> Supplied passage
# # # # # # #
Where Decision Trees Excel

Image: Decision tree for a mortgage lender.

1. Of the three methods, decision trees are the easiest to explain and understand. Most people understand hierarchical trees, and the availability of a clear diagram can help you to communicate your results. Conversely, the underlying mathematics behind Bayes Theorem can be very challenging to understand for the layperson. K-NN meets somewhere in the middle; Theoretically, you could reduce the K-NN process to an intuitive graphic, even if the underlying mechanism is probably beyond a layperson’s level of understanding.

2. Decision trees have easy to use features to identify the most significant dimensions, handle missing values, and deal with outliers.

3. Although over-fitting is a major problem with decision trees, the issue could (at least, in theory) be avoided by using boosted trees or random forests. In many situations, boosting or random forests can result in trees outperforming either Bayes or K-NN. The downside to those add-ons are that they add a layer of complexity to the task and detract from the major advantage of the method, which is its simplicity.
# # # # # # #
> Source data
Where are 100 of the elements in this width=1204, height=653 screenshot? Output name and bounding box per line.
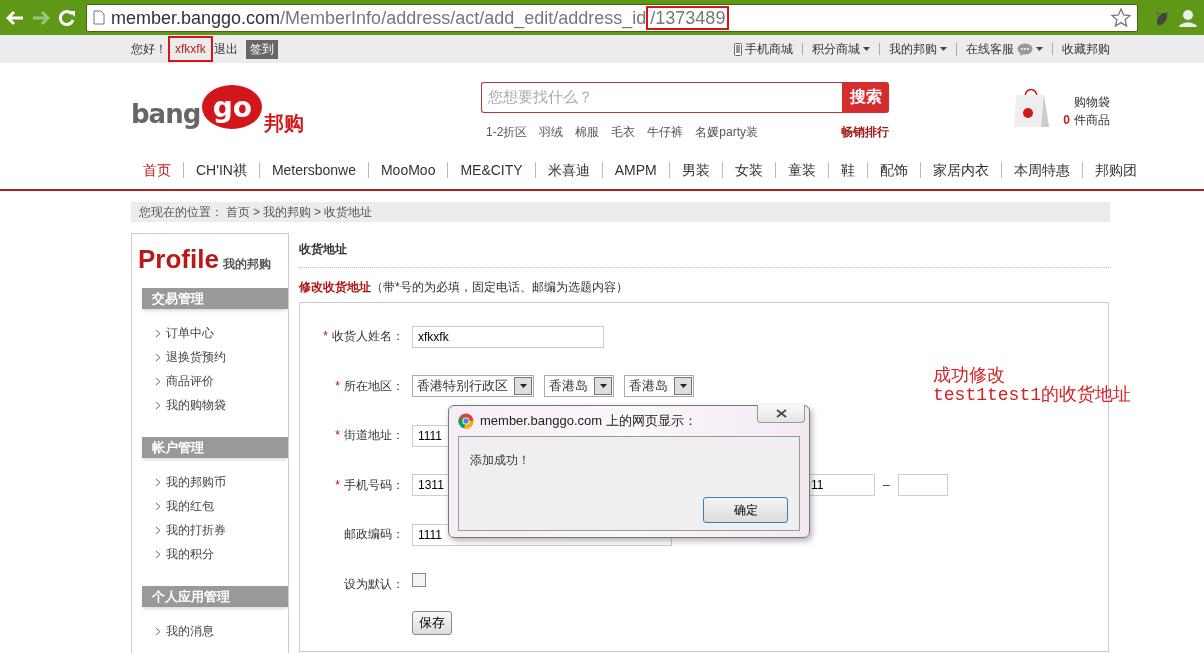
# # # # # # #
> Set exercise 1
From the passage on decision trees, extract everything from "3. Although over-fitting" down to "is its simplicity.".
> Set exercise 2
Extend the passage on where decision trees excel by continuing it from the point where it stops.
None of the data is needed here.

> Final answer 1
3. Although over-fitting is a major problem with decision trees, the issue could (at least, in theory) be avoided by using boosted trees or random forests. In many situations, boosting or random forests can result in trees outperforming either Bayes or K-NN. The downside to those add-ons are that they add a layer of complexity to the task and detract from the major advantage of the method, which is its simplicity.

> Final answer 2
More branches on a tree lead to more of a chance of over-fitting. Therefore, decision trees work best for a small number of classes. For example, the above image only results in two classes: proceed, or do not proceed.

4. Unlike Bayes and K-NN, decision trees can work directly from a table of data, without any prior design work.

5. If you don’t know your classifiers, a decision tree will choose those classifiers for you from a data table. Naive Bayes requires you to know your classifiers in advance.